Dataset rows
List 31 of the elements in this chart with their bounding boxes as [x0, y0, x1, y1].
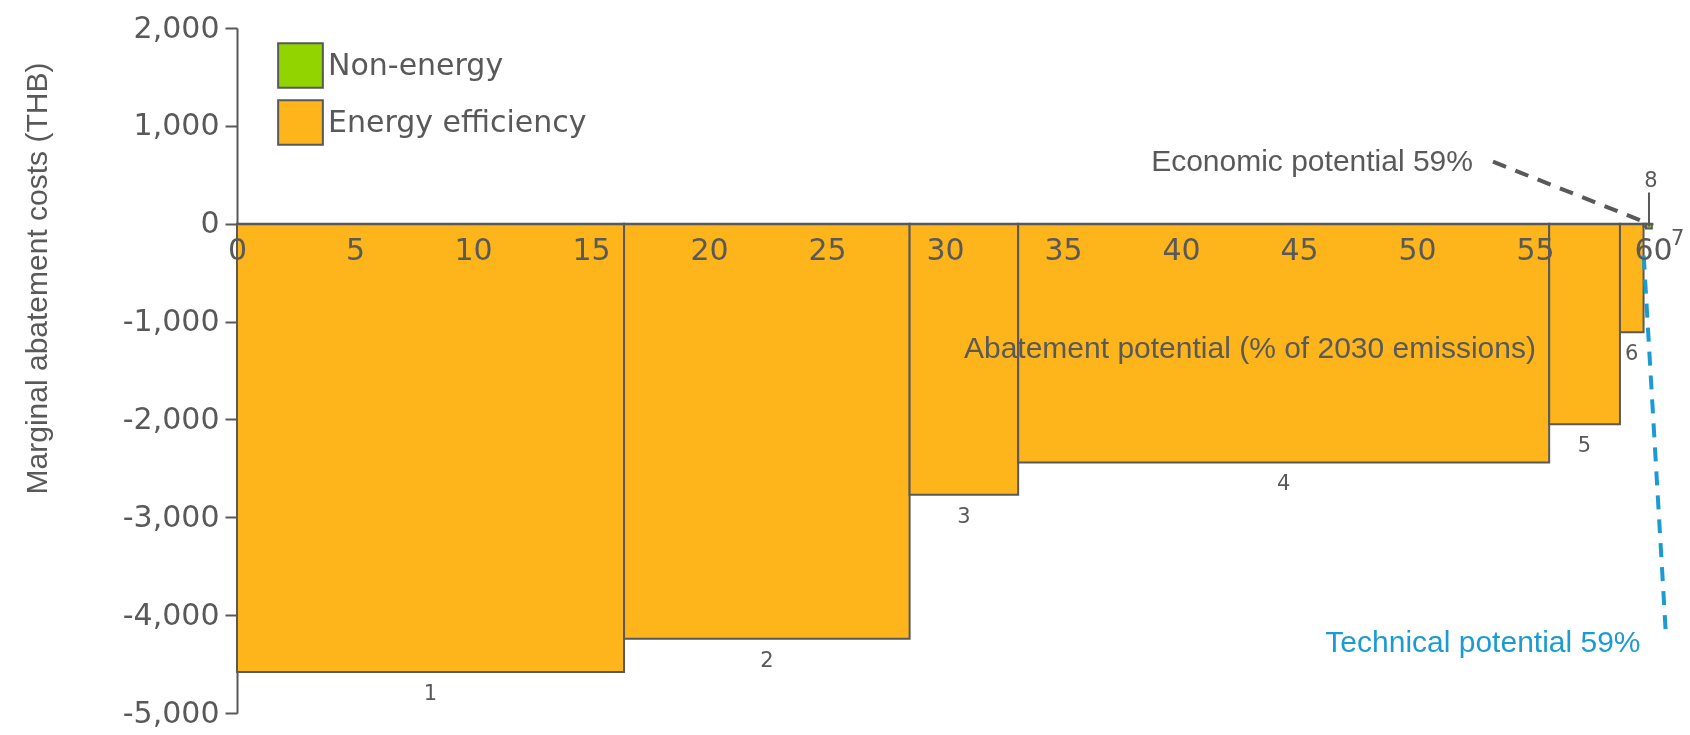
x-tick-label: 5 [345, 232, 366, 268]
legend-label: Energy efficiency [328, 103, 587, 139]
annotation: 1 [423, 680, 438, 705]
annotation: 3 [957, 503, 971, 528]
y-tick-label: -5,000 [122, 694, 220, 730]
y-tick-label: -3,000 [122, 498, 220, 534]
annotation: 5 [1577, 433, 1592, 458]
x-tick-label: 15 [572, 232, 611, 268]
annotation: Economic potential 59% [1151, 143, 1473, 177]
x-tick-label: 20 [690, 232, 729, 268]
x-tick-label: 40 [1162, 232, 1201, 268]
annotation: Technical potential 59% [1325, 625, 1641, 659]
annotation: 6 [1625, 341, 1639, 366]
x-tick-label: 50 [1398, 232, 1437, 268]
legend-label: Non-energy [328, 46, 504, 82]
x-tick-label: 30 [926, 232, 965, 268]
x-tick-label: 25 [808, 232, 847, 268]
y-tick-label: 1,000 [133, 107, 220, 143]
annotation: 7 [1671, 225, 1685, 250]
x-tick-label: 45 [1280, 232, 1319, 268]
y-tick-label: 0 [200, 205, 220, 241]
y-tick-label: -1,000 [122, 303, 220, 339]
y-tick-label: -2,000 [122, 400, 220, 436]
x-tick-label: 35 [1044, 232, 1083, 268]
y-tick-label: 2,000 [133, 9, 220, 45]
annotation: 4 [1276, 471, 1291, 496]
y-axis-title: Marginal abatement costs (THB) [19, 62, 53, 495]
y-tick-label: -4,000 [122, 596, 220, 632]
x-tick-label: 10 [454, 232, 493, 268]
annotation: 2 [760, 647, 774, 672]
annotation: 8 [1644, 167, 1658, 192]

Stated task
Change every "annotation" in the rows above to "data-label", and leave everything else as it is. Omit the pictures.

Solved exercise
List 31 of the elements in this chart with their bounding boxes as [x0, y0, x1, y1].
x-tick-label: 5 [345, 232, 366, 268]
legend-label: Energy efficiency [328, 103, 587, 139]
data-label: 1 [423, 680, 438, 705]
data-label: 3 [957, 503, 971, 528]
y-tick-label: -5,000 [122, 694, 220, 730]
y-tick-label: -3,000 [122, 498, 220, 534]
data-label: 5 [1577, 433, 1592, 458]
x-tick-label: 15 [572, 232, 611, 268]
data-label: Economic potential 59% [1151, 143, 1473, 177]
x-tick-label: 20 [690, 232, 729, 268]
x-tick-label: 40 [1162, 232, 1201, 268]
data-label: Technical potential 59% [1325, 625, 1641, 659]
data-label: 6 [1625, 341, 1639, 366]
x-tick-label: 50 [1398, 232, 1437, 268]
legend-label: Non-energy [328, 46, 504, 82]
x-tick-label: 30 [926, 232, 965, 268]
x-tick-label: 25 [808, 232, 847, 268]
y-tick-label: 1,000 [133, 107, 220, 143]
data-label: 7 [1671, 225, 1685, 250]
x-tick-label: 45 [1280, 232, 1319, 268]
y-tick-label: 0 [200, 205, 220, 241]
y-tick-label: -1,000 [122, 303, 220, 339]
y-tick-label: -2,000 [122, 400, 220, 436]
x-tick-label: 35 [1044, 232, 1083, 268]
y-tick-label: 2,000 [133, 9, 220, 45]
data-label: 4 [1276, 471, 1291, 496]
y-axis-title: Marginal abatement costs (THB) [19, 62, 53, 495]
y-tick-label: -4,000 [122, 596, 220, 632]
x-tick-label: 10 [454, 232, 493, 268]
data-label: 2 [760, 647, 774, 672]
data-label: 8 [1644, 167, 1658, 192]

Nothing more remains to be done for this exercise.